- **BRIEF**
Spot each line in the records below where the word "component" occurs, then copy it.

- **Part of a data file**
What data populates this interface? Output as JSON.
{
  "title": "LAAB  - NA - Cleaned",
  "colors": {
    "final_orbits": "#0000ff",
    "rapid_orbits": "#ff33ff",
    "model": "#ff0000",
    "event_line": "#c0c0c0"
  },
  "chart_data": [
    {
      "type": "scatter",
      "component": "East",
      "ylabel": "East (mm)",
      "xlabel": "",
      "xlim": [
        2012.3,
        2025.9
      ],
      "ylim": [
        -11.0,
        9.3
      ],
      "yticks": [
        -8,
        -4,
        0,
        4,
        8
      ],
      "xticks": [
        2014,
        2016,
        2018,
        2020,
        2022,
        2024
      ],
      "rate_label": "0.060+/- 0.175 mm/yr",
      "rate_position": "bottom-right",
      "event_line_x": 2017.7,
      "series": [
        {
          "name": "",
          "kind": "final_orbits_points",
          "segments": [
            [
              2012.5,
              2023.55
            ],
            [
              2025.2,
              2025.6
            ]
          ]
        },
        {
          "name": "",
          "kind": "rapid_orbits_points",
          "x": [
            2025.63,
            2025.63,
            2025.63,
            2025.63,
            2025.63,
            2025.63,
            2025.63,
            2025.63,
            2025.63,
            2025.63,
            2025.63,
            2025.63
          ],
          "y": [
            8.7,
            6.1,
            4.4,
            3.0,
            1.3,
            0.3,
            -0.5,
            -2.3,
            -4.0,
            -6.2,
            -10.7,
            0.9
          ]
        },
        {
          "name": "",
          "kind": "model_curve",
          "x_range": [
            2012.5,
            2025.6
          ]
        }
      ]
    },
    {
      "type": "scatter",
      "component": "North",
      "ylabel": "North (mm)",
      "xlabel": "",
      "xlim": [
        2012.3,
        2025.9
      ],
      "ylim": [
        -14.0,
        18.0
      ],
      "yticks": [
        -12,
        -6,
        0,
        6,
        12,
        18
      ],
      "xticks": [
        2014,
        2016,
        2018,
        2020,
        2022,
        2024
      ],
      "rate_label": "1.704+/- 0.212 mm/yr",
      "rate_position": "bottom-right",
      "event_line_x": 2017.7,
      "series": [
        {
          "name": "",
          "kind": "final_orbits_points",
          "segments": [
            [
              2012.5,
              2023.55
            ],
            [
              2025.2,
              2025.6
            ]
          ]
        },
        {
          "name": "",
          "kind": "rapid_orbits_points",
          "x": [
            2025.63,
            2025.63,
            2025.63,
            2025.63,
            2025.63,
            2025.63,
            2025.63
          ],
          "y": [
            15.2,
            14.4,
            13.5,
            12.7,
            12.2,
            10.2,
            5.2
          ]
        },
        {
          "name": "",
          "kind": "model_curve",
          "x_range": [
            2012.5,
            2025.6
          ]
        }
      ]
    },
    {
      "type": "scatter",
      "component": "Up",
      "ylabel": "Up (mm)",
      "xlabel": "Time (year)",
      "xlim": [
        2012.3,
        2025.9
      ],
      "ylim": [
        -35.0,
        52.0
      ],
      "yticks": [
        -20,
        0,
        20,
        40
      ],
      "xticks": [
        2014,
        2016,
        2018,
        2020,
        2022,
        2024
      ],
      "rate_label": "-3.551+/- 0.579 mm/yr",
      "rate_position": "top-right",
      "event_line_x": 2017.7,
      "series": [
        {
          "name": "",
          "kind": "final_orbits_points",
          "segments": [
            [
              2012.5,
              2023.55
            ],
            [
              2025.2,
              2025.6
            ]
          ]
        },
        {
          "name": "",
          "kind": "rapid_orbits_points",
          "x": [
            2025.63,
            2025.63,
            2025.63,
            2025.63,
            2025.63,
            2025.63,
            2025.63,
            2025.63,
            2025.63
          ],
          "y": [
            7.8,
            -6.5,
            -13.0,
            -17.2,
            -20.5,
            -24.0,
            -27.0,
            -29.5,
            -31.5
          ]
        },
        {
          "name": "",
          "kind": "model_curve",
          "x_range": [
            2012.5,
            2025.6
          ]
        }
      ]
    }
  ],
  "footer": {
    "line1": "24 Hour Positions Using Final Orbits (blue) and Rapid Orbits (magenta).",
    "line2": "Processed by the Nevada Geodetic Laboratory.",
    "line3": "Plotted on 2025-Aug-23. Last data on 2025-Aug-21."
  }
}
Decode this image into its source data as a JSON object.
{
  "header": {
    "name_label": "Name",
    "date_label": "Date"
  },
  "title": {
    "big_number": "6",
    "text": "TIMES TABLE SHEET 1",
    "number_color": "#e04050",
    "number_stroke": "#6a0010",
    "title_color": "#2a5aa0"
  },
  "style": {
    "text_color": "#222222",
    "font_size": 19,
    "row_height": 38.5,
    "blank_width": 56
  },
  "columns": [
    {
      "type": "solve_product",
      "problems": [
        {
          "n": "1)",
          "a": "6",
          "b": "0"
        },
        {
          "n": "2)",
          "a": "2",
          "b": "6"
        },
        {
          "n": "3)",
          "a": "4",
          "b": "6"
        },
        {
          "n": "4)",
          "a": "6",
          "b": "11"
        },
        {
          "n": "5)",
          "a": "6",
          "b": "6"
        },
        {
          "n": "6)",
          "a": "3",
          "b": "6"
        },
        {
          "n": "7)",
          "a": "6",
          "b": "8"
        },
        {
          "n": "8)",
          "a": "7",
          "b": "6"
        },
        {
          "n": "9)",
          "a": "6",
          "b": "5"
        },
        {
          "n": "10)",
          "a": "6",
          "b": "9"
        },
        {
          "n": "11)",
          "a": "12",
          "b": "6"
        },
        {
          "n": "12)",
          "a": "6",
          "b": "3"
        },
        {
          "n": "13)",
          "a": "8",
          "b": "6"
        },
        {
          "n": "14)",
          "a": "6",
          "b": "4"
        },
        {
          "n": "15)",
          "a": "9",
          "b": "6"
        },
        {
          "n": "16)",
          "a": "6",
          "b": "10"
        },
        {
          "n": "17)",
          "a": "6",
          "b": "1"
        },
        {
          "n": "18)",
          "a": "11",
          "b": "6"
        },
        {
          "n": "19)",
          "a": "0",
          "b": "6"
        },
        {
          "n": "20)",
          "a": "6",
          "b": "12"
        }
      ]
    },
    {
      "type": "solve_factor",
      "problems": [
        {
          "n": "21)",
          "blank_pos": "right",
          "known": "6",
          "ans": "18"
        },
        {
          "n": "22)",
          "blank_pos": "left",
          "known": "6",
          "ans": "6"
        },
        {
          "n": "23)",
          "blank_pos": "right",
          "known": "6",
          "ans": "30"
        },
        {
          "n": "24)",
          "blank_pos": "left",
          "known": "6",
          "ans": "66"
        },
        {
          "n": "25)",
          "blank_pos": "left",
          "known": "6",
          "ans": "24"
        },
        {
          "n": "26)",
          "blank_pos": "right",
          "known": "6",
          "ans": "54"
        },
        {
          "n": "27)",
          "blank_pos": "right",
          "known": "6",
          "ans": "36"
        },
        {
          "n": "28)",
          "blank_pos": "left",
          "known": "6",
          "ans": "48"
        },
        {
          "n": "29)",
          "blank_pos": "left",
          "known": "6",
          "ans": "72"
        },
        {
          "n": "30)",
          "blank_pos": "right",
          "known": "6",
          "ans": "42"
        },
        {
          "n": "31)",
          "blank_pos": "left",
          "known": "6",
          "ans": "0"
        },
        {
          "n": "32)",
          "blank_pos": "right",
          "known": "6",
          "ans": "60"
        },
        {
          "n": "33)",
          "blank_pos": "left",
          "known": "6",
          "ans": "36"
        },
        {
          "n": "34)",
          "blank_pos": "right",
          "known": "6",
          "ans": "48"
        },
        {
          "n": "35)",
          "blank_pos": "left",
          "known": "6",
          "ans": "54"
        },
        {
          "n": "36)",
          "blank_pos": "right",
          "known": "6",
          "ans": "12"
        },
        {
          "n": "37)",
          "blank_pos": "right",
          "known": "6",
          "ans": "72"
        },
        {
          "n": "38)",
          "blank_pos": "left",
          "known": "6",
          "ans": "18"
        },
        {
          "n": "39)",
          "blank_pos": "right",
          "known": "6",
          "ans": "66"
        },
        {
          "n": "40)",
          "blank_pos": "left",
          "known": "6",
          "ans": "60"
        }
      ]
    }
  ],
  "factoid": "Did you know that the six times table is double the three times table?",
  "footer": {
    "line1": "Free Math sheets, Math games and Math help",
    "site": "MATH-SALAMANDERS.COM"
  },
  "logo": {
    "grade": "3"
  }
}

- **SOLUTION**
      "component": "East",
      "component": "North",
      "component": "Up",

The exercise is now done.